* _Brief_: All the data should be repeated exactly. Any image in it is left out.

(Collected data)
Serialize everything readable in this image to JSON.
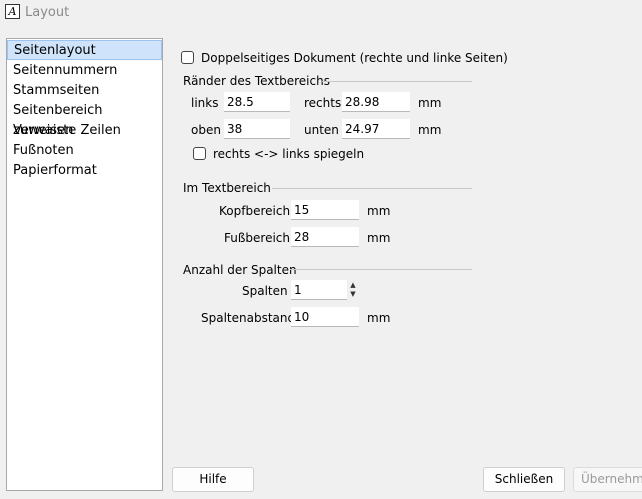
{
  "window": {
    "title": "Layout"
  },
  "sidebar": {
    "items": [
      {
        "label": "Seitenlayout",
        "selected": true
      },
      {
        "label": "Seitennummern"
      },
      {
        "label": "Stammseiten"
      },
      {
        "label": "Seitenbereich zuweisen"
      },
      {
        "label": "Verwaiste Zeilen"
      },
      {
        "label": "Fußnoten"
      },
      {
        "label": "Papierformat"
      }
    ]
  },
  "layout": {
    "double_sided": {
      "label": "Doppelseitiges Dokument (rechte und linke Seiten)",
      "checked": false
    },
    "margins": {
      "title": "Ränder des Textbereichs",
      "left_label": "links",
      "left_value": "28.5",
      "right_label": "rechts",
      "right_value": "28.98",
      "top_label": "oben",
      "top_value": "38",
      "bottom_label": "unten",
      "bottom_value": "24.97",
      "unit_row1": "mm",
      "unit_row2": "mm",
      "mirror": {
        "label": "rechts <-> links spiegeln",
        "checked": false
      }
    },
    "text_area": {
      "title": "Im Textbereich",
      "header_label": "Kopfbereich",
      "header_value": "15",
      "header_unit": "mm",
      "footer_label": "Fußbereich",
      "footer_value": "28",
      "footer_unit": "mm"
    },
    "columns": {
      "title": "Anzahl der Spalten",
      "columns_label": "Spalten",
      "columns_value": "1",
      "gap_label": "Spaltenabstand",
      "gap_value": "10",
      "gap_unit": "mm"
    }
  },
  "buttons": {
    "help": "Hilfe",
    "close": "Schließen",
    "apply": "Übernehmen"
  },
  "icons": {
    "app": "app-logo-icon",
    "spin_up": "spin-up-icon",
    "spin_down": "spin-down-icon"
  }
}
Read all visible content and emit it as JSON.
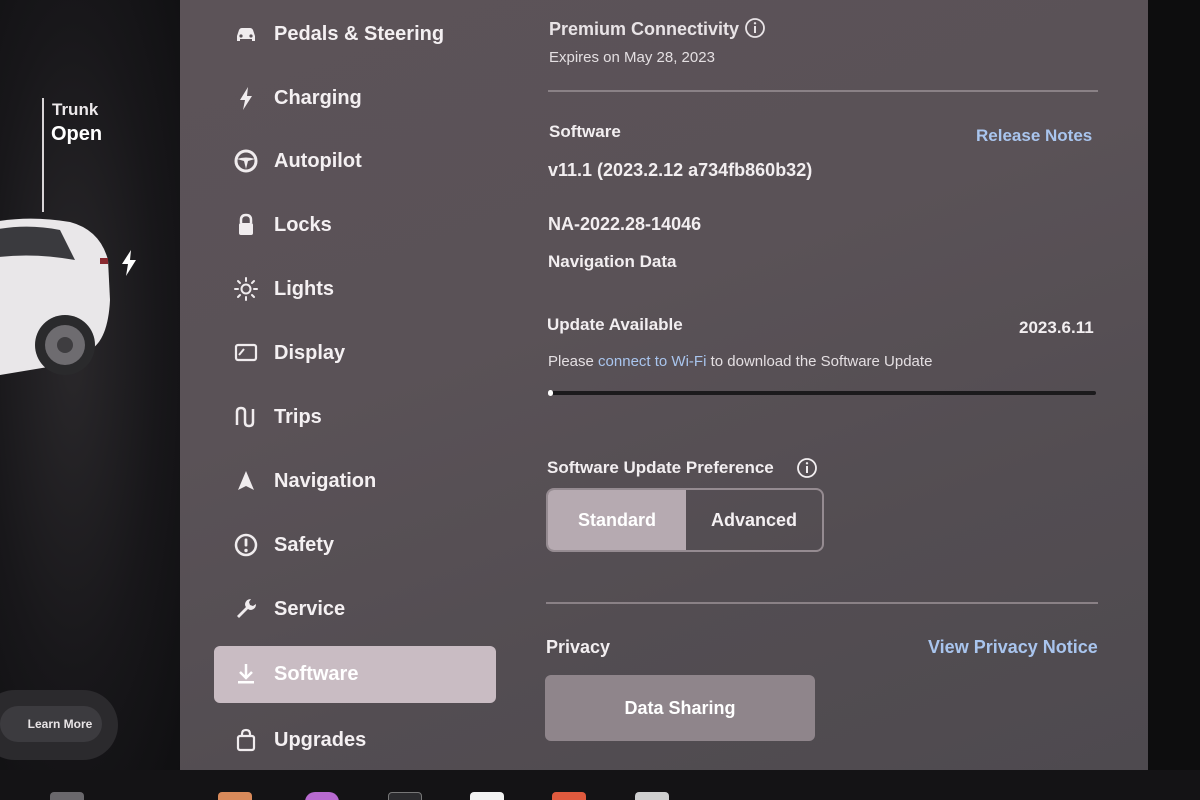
{
  "car": {
    "trunk_label": "Trunk",
    "trunk_status": "Open",
    "learn_more": "Learn More"
  },
  "sidebar": {
    "items": [
      {
        "label": "Pedals & Steering",
        "icon": "car-icon"
      },
      {
        "label": "Charging",
        "icon": "bolt-icon"
      },
      {
        "label": "Autopilot",
        "icon": "steering-wheel-icon"
      },
      {
        "label": "Locks",
        "icon": "lock-icon"
      },
      {
        "label": "Lights",
        "icon": "sun-icon"
      },
      {
        "label": "Display",
        "icon": "display-icon"
      },
      {
        "label": "Trips",
        "icon": "trips-icon"
      },
      {
        "label": "Navigation",
        "icon": "navigation-arrow-icon"
      },
      {
        "label": "Safety",
        "icon": "alert-circle-icon"
      },
      {
        "label": "Service",
        "icon": "wrench-icon"
      },
      {
        "label": "Software",
        "icon": "download-icon",
        "active": true
      },
      {
        "label": "Upgrades",
        "icon": "bag-icon"
      }
    ]
  },
  "connectivity": {
    "title": "Premium Connectivity",
    "expires": "Expires on May 28, 2023"
  },
  "software": {
    "title": "Software",
    "release_notes": "Release Notes",
    "version": "v11.1 (2023.2.12 a734fb860b32)",
    "nav_version": "NA-2022.28-14046",
    "nav_label": "Navigation Data"
  },
  "update": {
    "title": "Update Available",
    "version": "2023.6.11",
    "message_prefix": "Please",
    "message_link": "connect to Wi-Fi",
    "message_suffix": "to download the Software Update",
    "progress": 0.01
  },
  "preference": {
    "title": "Software Update Preference",
    "options": [
      "Standard",
      "Advanced"
    ],
    "selected": "Standard"
  },
  "privacy": {
    "title": "Privacy",
    "notice_link": "View Privacy Notice",
    "data_sharing": "Data Sharing"
  },
  "colors": {
    "accent_link": "#a9c5ee",
    "active_item": "#c9bcc3",
    "screen_bg": "#5a5257"
  }
}
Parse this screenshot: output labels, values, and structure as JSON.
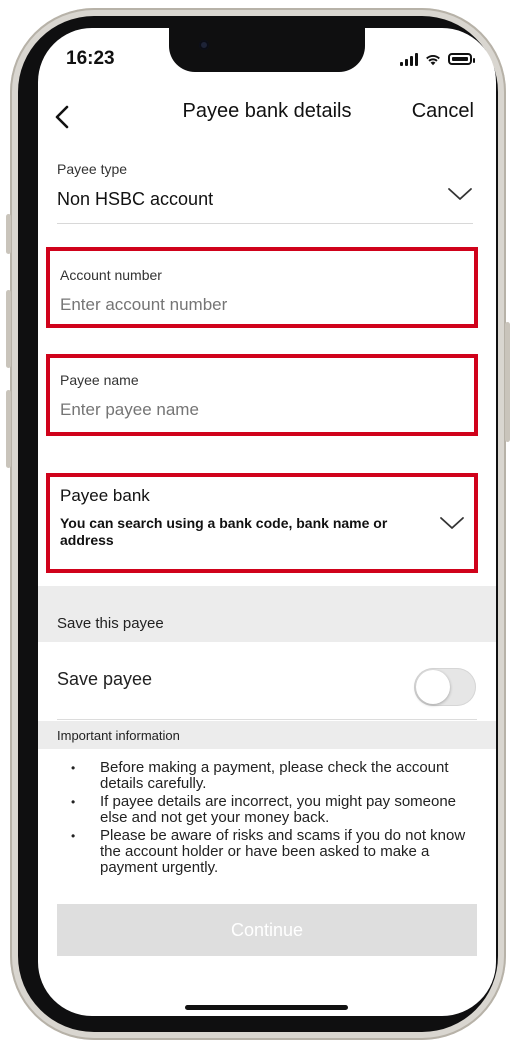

* _Solved exercise_:
Serialize everything readable in this image to JSON.
{
  "window": {
    "title": "Layout"
  },
  "sidebar": {
    "items": [
      {
        "label": "Seitenlayout",
        "selected": true
      },
      {
        "label": "Seitennummern"
      },
      {
        "label": "Stammseiten"
      },
      {
        "label": "Seitenbereich zuweisen"
      },
      {
        "label": "Verwaiste Zeilen"
      },
      {
        "label": "Fußnoten"
      },
      {
        "label": "Papierformat"
      }
    ]
  },
  "layout": {
    "double_sided": {
      "label": "Doppelseitiges Dokument (rechte und linke Seiten)",
      "checked": false
    },
    "margins": {
      "title": "Ränder des Textbereichs",
      "left_label": "links",
      "left_value": "28.5",
      "right_label": "rechts",
      "right_value": "28.98",
      "top_label": "oben",
      "top_value": "38",
      "bottom_label": "unten",
      "bottom_value": "24.97",
      "unit_row1": "mm",
      "unit_row2": "mm",
      "mirror": {
        "label": "rechts <-> links spiegeln",
        "checked": false
      }
    },
    "text_area": {
      "title": "Im Textbereich",
      "header_label": "Kopfbereich",
      "header_value": "15",
      "header_unit": "mm",
      "footer_label": "Fußbereich",
      "footer_value": "28",
      "footer_unit": "mm"
    },
    "columns": {
      "title": "Anzahl der Spalten",
      "columns_label": "Spalten",
      "columns_value": "1",
      "gap_label": "Spaltenabstand",
      "gap_value": "10",
      "gap_unit": "mm"
    }
  },
  "buttons": {
    "help": "Hilfe",
    "close": "Schließen",
    "apply": "Übernehmen"
  },
  "icons": {
    "app": "app-logo-icon",
    "spin_up": "spin-up-icon",
    "spin_down": "spin-down-icon"
  }
}
Read all visible content and emit it as JSON.
{
  "car": {
    "trunk_label": "Trunk",
    "trunk_status": "Open",
    "learn_more": "Learn More"
  },
  "sidebar": {
    "items": [
      {
        "label": "Pedals & Steering",
        "icon": "car-icon"
      },
      {
        "label": "Charging",
        "icon": "bolt-icon"
      },
      {
        "label": "Autopilot",
        "icon": "steering-wheel-icon"
      },
      {
        "label": "Locks",
        "icon": "lock-icon"
      },
      {
        "label": "Lights",
        "icon": "sun-icon"
      },
      {
        "label": "Display",
        "icon": "display-icon"
      },
      {
        "label": "Trips",
        "icon": "trips-icon"
      },
      {
        "label": "Navigation",
        "icon": "navigation-arrow-icon"
      },
      {
        "label": "Safety",
        "icon": "alert-circle-icon"
      },
      {
        "label": "Service",
        "icon": "wrench-icon"
      },
      {
        "label": "Software",
        "icon": "download-icon",
        "active": true
      },
      {
        "label": "Upgrades",
        "icon": "bag-icon"
      }
    ]
  },
  "connectivity": {
    "title": "Premium Connectivity",
    "expires": "Expires on May 28, 2023"
  },
  "software": {
    "title": "Software",
    "release_notes": "Release Notes",
    "version": "v11.1 (2023.2.12 a734fb860b32)",
    "nav_version": "NA-2022.28-14046",
    "nav_label": "Navigation Data"
  },
  "update": {
    "title": "Update Available",
    "version": "2023.6.11",
    "message_prefix": "Please",
    "message_link": "connect to Wi-Fi",
    "message_suffix": "to download the Software Update",
    "progress": 0.01
  },
  "preference": {
    "title": "Software Update Preference",
    "options": [
      "Standard",
      "Advanced"
    ],
    "selected": "Standard"
  },
  "privacy": {
    "title": "Privacy",
    "notice_link": "View Privacy Notice",
    "data_sharing": "Data Sharing"
  },
  "colors": {
    "accent_link": "#a9c5ee",
    "active_item": "#c9bcc3",
    "screen_bg": "#5a5257"
  }
}
Parse this screenshot: output labels, values, and structure as JSON.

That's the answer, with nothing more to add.